=== STATED TASK ===
Gather up every line from the entries below that uses the word "name".

=== RECORD EXTRACTS ===
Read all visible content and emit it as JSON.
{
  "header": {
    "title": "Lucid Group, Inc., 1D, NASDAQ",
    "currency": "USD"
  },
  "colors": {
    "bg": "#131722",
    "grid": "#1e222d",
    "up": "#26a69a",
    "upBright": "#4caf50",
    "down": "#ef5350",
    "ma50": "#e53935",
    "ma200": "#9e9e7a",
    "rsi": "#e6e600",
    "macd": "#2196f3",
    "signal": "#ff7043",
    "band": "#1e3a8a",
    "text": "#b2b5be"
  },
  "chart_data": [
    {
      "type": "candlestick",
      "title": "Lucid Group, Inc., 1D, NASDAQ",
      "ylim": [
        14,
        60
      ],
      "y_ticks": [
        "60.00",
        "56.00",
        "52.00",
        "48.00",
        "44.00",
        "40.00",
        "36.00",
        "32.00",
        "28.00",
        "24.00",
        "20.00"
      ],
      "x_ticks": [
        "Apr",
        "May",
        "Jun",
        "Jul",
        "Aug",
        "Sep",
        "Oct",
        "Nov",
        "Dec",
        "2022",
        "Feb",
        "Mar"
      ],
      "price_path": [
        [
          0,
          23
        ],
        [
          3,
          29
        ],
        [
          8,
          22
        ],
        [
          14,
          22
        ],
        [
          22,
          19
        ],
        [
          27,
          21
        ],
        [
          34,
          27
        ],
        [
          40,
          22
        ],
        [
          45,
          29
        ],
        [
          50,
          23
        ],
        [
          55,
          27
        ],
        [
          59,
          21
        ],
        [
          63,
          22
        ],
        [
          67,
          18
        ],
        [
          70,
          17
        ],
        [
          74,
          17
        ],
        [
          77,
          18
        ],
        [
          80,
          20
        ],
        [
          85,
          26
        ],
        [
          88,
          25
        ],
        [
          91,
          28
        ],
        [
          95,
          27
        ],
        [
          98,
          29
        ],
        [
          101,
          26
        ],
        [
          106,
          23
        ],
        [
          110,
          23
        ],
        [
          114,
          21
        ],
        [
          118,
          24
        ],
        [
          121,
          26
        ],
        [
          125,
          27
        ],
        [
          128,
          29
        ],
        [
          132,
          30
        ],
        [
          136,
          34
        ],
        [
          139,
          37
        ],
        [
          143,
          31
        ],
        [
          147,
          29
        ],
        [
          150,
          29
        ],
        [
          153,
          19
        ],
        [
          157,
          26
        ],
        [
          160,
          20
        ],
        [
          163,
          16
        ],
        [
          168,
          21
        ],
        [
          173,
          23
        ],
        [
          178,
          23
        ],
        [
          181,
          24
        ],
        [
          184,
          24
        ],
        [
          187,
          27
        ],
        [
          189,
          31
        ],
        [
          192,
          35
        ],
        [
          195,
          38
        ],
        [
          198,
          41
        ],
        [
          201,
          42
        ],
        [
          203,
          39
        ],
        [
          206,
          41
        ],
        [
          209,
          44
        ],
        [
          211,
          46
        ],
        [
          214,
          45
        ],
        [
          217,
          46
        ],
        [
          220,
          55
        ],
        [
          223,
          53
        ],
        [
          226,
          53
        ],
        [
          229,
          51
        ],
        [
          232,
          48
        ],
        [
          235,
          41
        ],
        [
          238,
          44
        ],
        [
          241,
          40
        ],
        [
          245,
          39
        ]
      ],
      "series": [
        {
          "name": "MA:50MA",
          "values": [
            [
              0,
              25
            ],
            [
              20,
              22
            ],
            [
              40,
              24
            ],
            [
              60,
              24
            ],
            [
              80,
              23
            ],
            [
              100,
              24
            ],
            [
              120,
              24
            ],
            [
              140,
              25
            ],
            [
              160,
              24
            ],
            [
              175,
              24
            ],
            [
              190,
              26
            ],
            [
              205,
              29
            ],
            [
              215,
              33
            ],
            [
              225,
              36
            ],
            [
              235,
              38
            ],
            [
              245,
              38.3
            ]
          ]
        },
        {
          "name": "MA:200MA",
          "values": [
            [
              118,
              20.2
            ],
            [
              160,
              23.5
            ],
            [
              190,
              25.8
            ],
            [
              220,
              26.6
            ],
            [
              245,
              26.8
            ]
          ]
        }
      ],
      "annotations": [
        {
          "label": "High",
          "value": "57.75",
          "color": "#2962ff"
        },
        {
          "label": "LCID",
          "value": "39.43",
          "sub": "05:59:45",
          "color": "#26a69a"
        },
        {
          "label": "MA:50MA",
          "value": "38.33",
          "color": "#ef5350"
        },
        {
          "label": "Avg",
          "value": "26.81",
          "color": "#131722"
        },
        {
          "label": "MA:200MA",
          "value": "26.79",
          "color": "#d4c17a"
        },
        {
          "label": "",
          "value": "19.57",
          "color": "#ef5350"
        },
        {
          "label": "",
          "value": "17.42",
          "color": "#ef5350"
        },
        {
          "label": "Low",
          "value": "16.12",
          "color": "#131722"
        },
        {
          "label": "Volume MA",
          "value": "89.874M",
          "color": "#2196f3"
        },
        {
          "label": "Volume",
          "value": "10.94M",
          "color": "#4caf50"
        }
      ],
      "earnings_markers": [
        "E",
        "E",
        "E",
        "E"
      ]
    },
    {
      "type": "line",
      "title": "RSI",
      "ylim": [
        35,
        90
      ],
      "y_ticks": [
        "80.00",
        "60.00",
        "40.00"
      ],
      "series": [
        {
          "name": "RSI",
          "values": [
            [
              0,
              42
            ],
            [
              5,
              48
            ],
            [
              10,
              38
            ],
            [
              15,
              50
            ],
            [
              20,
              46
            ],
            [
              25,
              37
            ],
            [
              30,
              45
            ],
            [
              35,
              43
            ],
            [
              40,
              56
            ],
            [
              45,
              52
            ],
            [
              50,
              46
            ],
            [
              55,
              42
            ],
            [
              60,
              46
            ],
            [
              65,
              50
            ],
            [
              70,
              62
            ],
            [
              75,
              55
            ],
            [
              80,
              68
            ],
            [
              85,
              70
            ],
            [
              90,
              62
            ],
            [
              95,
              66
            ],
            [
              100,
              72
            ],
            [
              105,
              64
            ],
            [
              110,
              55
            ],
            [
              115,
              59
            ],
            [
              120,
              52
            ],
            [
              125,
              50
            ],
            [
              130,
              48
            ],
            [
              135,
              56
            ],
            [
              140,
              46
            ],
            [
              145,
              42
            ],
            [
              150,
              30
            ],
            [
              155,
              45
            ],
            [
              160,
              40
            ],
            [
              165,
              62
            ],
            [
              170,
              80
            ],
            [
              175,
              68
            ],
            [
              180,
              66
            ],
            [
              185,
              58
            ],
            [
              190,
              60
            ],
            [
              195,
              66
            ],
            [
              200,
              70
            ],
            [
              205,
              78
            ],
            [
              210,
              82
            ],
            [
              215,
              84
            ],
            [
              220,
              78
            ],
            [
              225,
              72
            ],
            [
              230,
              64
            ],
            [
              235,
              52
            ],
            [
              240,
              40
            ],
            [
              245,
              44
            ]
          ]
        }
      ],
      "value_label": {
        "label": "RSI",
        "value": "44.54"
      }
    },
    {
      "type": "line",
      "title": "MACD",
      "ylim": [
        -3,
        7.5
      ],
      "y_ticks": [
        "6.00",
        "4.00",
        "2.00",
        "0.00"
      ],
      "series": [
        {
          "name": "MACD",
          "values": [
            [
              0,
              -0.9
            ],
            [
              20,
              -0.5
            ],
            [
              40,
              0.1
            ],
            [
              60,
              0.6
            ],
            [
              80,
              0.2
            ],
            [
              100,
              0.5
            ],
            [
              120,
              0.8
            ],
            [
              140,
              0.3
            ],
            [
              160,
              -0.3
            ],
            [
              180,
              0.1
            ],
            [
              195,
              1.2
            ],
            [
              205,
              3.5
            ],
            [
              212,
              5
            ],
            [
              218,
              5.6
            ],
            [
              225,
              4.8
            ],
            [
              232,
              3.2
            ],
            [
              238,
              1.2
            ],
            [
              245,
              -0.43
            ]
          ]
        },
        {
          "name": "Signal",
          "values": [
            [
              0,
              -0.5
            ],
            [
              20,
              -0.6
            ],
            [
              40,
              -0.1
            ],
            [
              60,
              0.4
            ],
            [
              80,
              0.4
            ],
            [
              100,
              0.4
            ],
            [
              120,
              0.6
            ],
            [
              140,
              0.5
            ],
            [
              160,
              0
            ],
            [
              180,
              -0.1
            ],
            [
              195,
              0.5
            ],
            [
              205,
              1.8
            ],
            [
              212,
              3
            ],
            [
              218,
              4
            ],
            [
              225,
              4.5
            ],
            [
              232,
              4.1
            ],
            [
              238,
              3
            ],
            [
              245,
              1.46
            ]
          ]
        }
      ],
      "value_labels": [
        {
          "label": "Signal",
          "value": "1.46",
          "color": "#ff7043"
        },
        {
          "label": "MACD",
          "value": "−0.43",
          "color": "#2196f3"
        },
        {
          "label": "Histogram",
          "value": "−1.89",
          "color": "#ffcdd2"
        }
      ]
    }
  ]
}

=== THE COMPLETED TASK ===
          "name": "MA:50MA",
          "name": "MA:200MA",
          "name": "RSI",
          "name": "MACD",
          "name": "Signal",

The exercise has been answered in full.